-- start of DATA LINES --

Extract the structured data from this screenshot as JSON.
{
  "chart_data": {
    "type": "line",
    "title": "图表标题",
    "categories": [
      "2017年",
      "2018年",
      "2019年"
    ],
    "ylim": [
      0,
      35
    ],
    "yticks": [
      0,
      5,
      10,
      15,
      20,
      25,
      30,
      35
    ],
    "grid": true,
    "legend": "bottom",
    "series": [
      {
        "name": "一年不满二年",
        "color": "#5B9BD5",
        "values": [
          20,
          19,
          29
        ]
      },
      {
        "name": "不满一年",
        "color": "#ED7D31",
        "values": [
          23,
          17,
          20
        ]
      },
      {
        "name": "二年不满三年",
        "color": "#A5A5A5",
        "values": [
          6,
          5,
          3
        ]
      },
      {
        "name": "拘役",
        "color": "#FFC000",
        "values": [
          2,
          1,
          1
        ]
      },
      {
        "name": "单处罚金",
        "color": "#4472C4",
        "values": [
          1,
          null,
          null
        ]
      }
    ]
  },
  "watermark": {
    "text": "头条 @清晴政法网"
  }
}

-- end of DATA LINES --
-- start of DATA LINES --

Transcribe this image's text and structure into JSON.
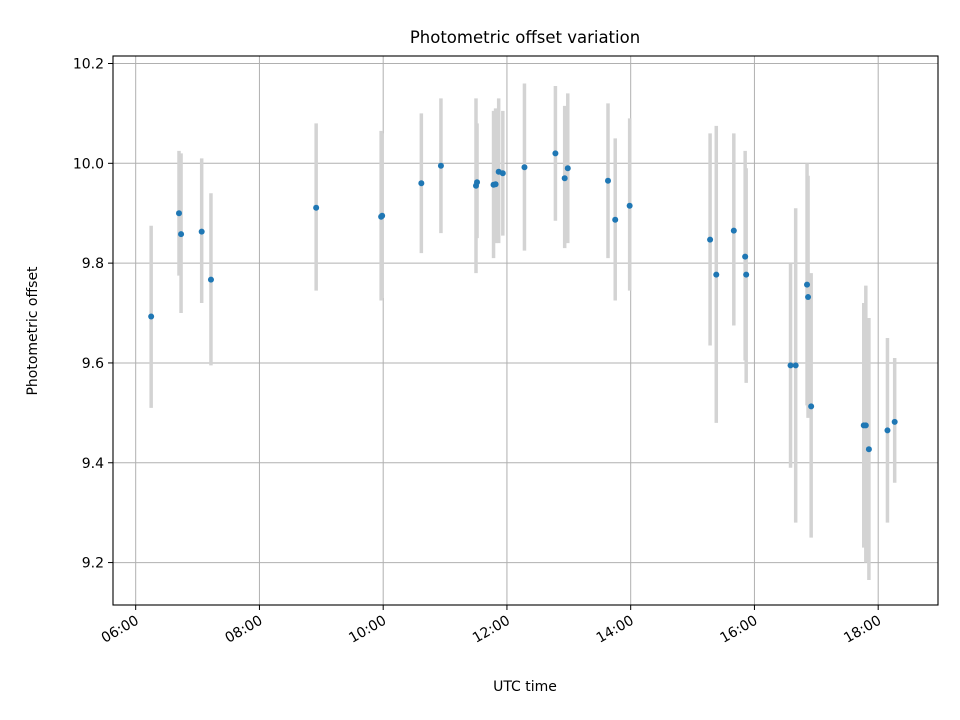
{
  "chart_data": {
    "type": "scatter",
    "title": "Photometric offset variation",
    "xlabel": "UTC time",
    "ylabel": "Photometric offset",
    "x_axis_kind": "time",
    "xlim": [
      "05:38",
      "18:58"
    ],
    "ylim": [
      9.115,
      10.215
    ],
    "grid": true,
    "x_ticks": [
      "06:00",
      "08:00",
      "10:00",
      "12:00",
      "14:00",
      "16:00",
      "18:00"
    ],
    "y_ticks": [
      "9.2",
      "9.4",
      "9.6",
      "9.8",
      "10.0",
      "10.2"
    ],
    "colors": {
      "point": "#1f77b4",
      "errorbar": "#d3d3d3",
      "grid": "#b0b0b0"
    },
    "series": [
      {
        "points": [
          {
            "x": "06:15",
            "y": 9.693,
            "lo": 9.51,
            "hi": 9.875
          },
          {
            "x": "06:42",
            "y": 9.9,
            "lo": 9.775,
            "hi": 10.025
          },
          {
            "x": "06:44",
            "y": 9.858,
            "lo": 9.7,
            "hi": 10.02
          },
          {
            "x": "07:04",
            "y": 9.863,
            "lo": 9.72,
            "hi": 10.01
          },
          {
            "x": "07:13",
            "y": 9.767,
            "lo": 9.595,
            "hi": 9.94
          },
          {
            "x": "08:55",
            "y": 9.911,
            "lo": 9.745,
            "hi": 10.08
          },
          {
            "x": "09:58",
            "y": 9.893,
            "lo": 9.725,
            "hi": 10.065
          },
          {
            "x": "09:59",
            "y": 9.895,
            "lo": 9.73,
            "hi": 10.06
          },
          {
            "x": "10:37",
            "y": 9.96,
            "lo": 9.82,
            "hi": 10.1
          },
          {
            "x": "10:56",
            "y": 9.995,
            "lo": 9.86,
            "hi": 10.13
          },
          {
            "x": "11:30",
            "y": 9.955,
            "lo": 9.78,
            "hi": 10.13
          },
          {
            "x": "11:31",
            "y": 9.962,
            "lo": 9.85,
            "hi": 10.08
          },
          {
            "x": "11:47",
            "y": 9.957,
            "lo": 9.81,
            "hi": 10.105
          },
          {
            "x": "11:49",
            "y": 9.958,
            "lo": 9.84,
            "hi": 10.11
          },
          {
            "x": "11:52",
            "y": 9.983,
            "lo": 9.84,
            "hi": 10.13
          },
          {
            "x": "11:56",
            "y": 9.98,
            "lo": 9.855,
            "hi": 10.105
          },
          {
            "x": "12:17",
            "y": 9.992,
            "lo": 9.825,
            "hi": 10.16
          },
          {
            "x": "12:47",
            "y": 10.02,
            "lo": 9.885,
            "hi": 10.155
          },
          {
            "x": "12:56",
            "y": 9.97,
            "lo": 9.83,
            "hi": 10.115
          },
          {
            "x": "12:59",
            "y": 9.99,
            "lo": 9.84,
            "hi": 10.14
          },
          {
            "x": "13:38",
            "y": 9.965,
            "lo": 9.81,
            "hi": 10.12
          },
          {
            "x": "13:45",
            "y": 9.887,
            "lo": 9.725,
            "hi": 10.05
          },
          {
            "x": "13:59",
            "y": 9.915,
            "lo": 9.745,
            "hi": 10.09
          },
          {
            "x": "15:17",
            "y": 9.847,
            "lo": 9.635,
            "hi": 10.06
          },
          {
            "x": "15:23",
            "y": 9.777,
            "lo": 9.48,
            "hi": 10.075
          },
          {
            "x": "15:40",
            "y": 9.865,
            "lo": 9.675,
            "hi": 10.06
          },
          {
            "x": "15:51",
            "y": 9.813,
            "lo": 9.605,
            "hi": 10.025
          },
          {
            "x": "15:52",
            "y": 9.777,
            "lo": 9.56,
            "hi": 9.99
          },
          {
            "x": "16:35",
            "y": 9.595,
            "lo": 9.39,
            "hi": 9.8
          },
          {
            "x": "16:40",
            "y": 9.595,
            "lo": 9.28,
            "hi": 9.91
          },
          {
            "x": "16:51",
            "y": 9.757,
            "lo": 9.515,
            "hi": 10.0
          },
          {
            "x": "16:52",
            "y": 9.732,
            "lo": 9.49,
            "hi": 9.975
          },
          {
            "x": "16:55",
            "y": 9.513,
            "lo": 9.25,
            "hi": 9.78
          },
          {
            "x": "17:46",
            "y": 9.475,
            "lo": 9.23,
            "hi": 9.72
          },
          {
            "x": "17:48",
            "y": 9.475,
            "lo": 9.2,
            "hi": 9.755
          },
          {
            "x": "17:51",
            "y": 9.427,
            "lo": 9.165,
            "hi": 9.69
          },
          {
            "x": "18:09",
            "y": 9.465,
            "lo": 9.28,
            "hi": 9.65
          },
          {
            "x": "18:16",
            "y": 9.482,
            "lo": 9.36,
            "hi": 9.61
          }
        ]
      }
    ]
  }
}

-- end of DATA LINES --

== TASK TO COMPLETE ==
From the listing above, collect every line that mentions the word "offset".

== FINISHED TASK ==
    "title": "Photometric offset variation",
    "ylabel": "Photometric offset",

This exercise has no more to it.